- Directions for this task
Reproduce the records below in full and without edits, omitting images.

- The records
——

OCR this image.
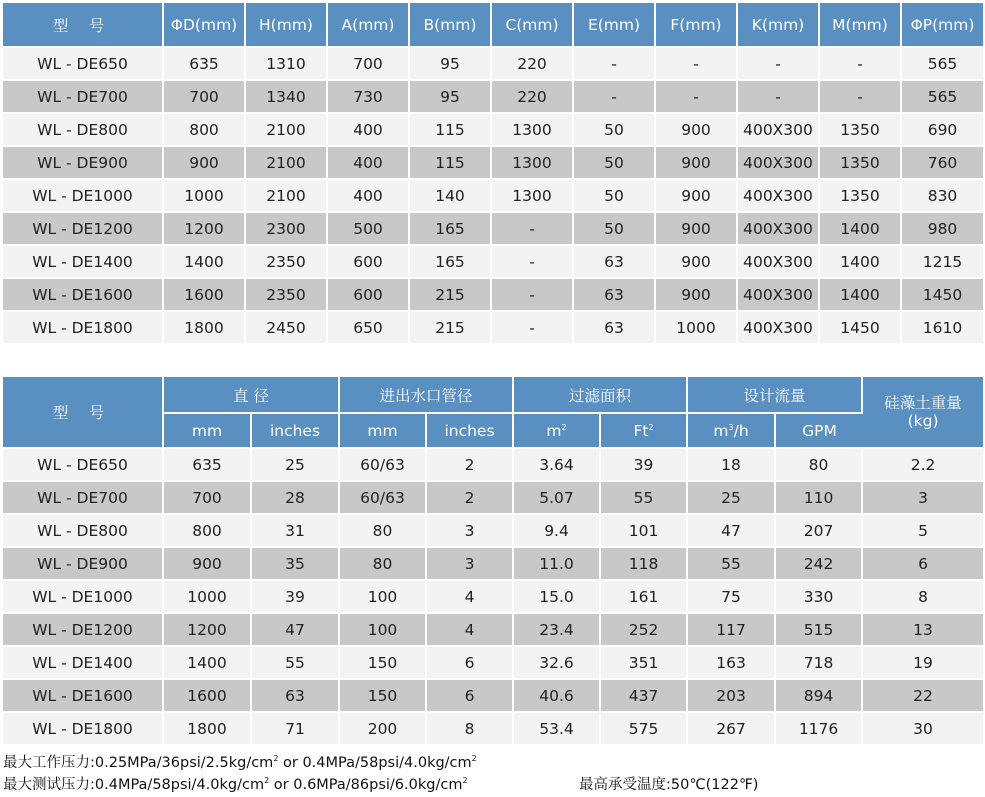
型 号	ΦD(mm)	H(mm)	A(mm)	B(mm)	C(mm)	E(mm)	F(mm)	K(mm)	M(mm)	ΦP(mm)
WL - DE650	635	1310	700	95	220	-	-	-	-	565
WL - DE700	700	1340	730	95	220	-	-	-	-	565
WL - DE800	800	2100	400	115	1300	50	900	400X300	1350	690
WL - DE900	900	2100	400	115	1300	50	900	400X300	1350	760
WL - DE1000	1000	2100	400	140	1300	50	900	400X300	1350	830
WL - DE1200	1200	2300	500	165	-	50	900	400X300	1400	980
WL - DE1400	1400	2350	600	165	-	63	900	400X300	1400	1215
WL - DE1600	1600	2350	600	215	-	63	900	400X300	1400	1450
WL - DE1800	1800	2450	650	215	-	63	1000	400X300	1450	1610
型 号	直 径		进出水口管径		过滤面积		设计流量		硅藻土重量
(kg)

	mm	inches	mm	inches	$m^2$	Ft$^2$	$m^3/h$	GPM	
WL - DE650	635	25	60/63	2	3.64	39	18	80	2.2
WL - DE700	700	28	60/63	2	5.07	55	25	110	3
WL - DE800	800	31	80	3	9.4	101	47	207	5
WL - DE900	900	35	80	3	11.0	118	55	242	6
WL - DE1000	1000	39	100	4	15.0	161	75	330	8
WL - DE1200	1200	47	100	4	23.4	252	117	515	13
WL - DE1400	1400	55	150	6	32.6	351	163	718	19
WL - DE1600	1600	63	150	6	40.6	437	203	894	22
WL - DE1800	1800	71	200	8	53.4	575	267	1176	30
最大工作压力$:0.25MPa/36psi/2.5kg/cm^2$ or $0.4MPa/58psi/4.0kg/cm^2$
最大测试压力$:0.4MPa/58psi/4.0kg/cm^2$ or $0.6MPa/86psi/6.0kg/cm^2$	最高承受温度:50℃(122℉)
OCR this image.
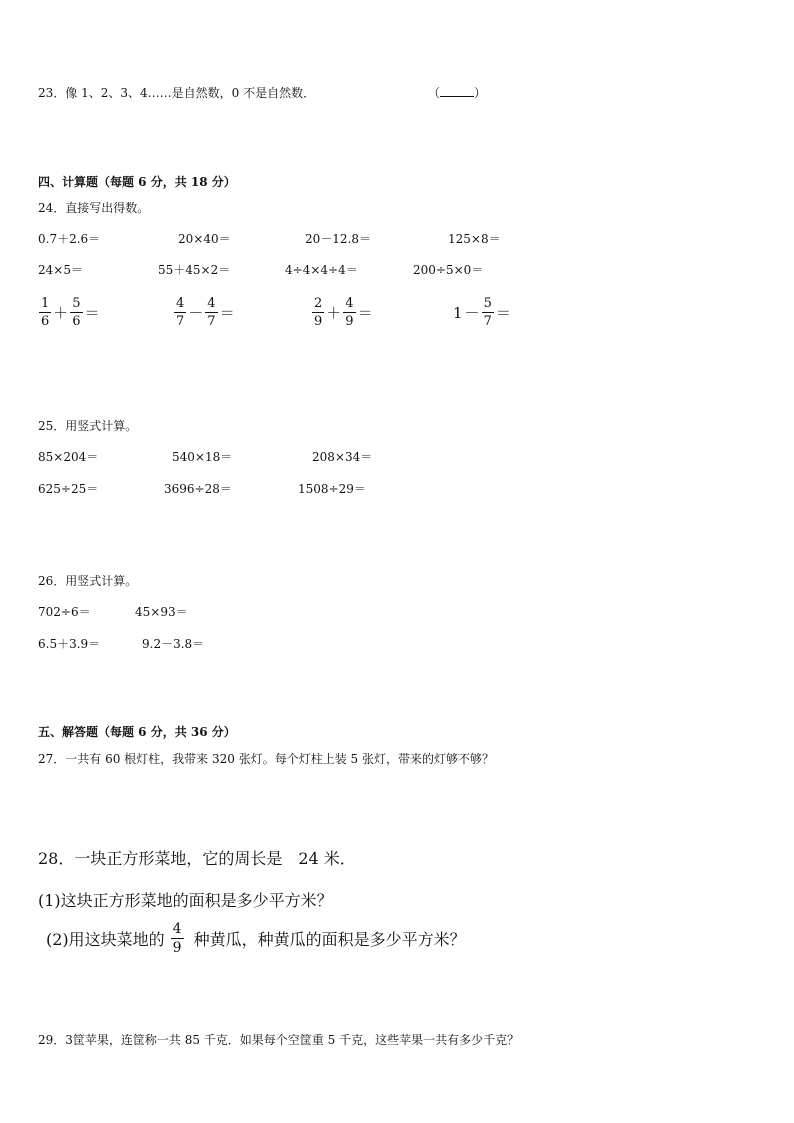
23．像 1、2、3、4……是自然数，0 不是自然数．	（	）
四、计算题（每题 6 分，共 18 分）
24．直接写出得数。
0.7＋2.6＝	20×40＝	20－12.8＝	125×8＝
24×5＝	55＋45×2＝	4÷4×4÷4＝	200÷5×0＝
$\frac{1}{6} + \frac{5}{6}$ ＝	$\frac{4}{7} - \frac{4}{7}$ ＝	$\frac{2}{9} + \frac{4}{9}$ ＝	$1 - \frac{5}{7}$ ＝
25．用竖式计算。
85×204＝	540×18＝	208×34＝
625÷25＝	3696÷28＝	1508÷29＝
26．用竖式计算。
702÷6＝	45×93＝
6.5＋3.9＝	9.2－3.8＝
五、解答题（每题 6 分，共 36 分）
27．一共有 60 根灯柱，我带来 320 张灯。每个灯柱上装 5 张灯，带来的灯够不够？
28．一块正方形菜地，它的周长是　24 米．
(1)这块正方形菜地的面积是多少平方米？
(2)用这块菜地的 $\frac{4}{9}$ 种黄瓜，种黄瓜的面积是多少平方米？
29．3筐苹果，连筐称一共 85 千克．如果每个空筐重 5 千克，这些苹果一共有多少千克？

——

- Correct response
OCR this image.
型 号	ΦD(mm)	H(mm)	A(mm)	B(mm)	C(mm)	E(mm)	F(mm)	K(mm)	M(mm)	ΦP(mm)
WL - DE650	635	1310	700	95	220	-	-	-	-	565
WL - DE700	700	1340	730	95	220	-	-	-	-	565
WL - DE800	800	2100	400	115	1300	50	900	400X300	1350	690
WL - DE900	900	2100	400	115	1300	50	900	400X300	1350	760
WL - DE1000	1000	2100	400	140	1300	50	900	400X300	1350	830
WL - DE1200	1200	2300	500	165	-	50	900	400X300	1400	980
WL - DE1400	1400	2350	600	165	-	63	900	400X300	1400	1215
WL - DE1600	1600	2350	600	215	-	63	900	400X300	1400	1450
WL - DE1800	1800	2450	650	215	-	63	1000	400X300	1450	1610
型 号	直 径		进出水口管径		过滤面积		设计流量		硅藻土重量
(kg)

	mm	inches	mm	inches	$m^2$	Ft$^2$	$m^3/h$	GPM	
WL - DE650	635	25	60/63	2	3.64	39	18	80	2.2
WL - DE700	700	28	60/63	2	5.07	55	25	110	3
WL - DE800	800	31	80	3	9.4	101	47	207	5
WL - DE900	900	35	80	3	11.0	118	55	242	6
WL - DE1000	1000	39	100	4	15.0	161	75	330	8
WL - DE1200	1200	47	100	4	23.4	252	117	515	13
WL - DE1400	1400	55	150	6	32.6	351	163	718	19
WL - DE1600	1600	63	150	6	40.6	437	203	894	22
WL - DE1800	1800	71	200	8	53.4	575	267	1176	30
最大工作压力$:0.25MPa/36psi/2.5kg/cm^2$ or $0.4MPa/58psi/4.0kg/cm^2$
最大测试压力$:0.4MPa/58psi/4.0kg/cm^2$ or $0.6MPa/86psi/6.0kg/cm^2$	最高承受温度:50℃(122℉)
OCR this image.
23．像 1、2、3、4……是自然数，0 不是自然数．	（	）
四、计算题（每题 6 分，共 18 分）
24．直接写出得数。
0.7＋2.6＝	20×40＝	20－12.8＝	125×8＝
24×5＝	55＋45×2＝	4÷4×4÷4＝	200÷5×0＝
$\frac{1}{6} + \frac{5}{6}$ ＝	$\frac{4}{7} - \frac{4}{7}$ ＝	$\frac{2}{9} + \frac{4}{9}$ ＝	$1 - \frac{5}{7}$ ＝
25．用竖式计算。
85×204＝	540×18＝	208×34＝
625÷25＝	3696÷28＝	1508÷29＝
26．用竖式计算。
702÷6＝	45×93＝
6.5＋3.9＝	9.2－3.8＝
五、解答题（每题 6 分，共 36 分）
27．一共有 60 根灯柱，我带来 320 张灯。每个灯柱上装 5 张灯，带来的灯够不够？
28．一块正方形菜地，它的周长是　24 米．
(1)这块正方形菜地的面积是多少平方米？
(2)用这块菜地的 $\frac{4}{9}$ 种黄瓜，种黄瓜的面积是多少平方米？
29．3筐苹果，连筐称一共 85 千克．如果每个空筐重 5 千克，这些苹果一共有多少千克？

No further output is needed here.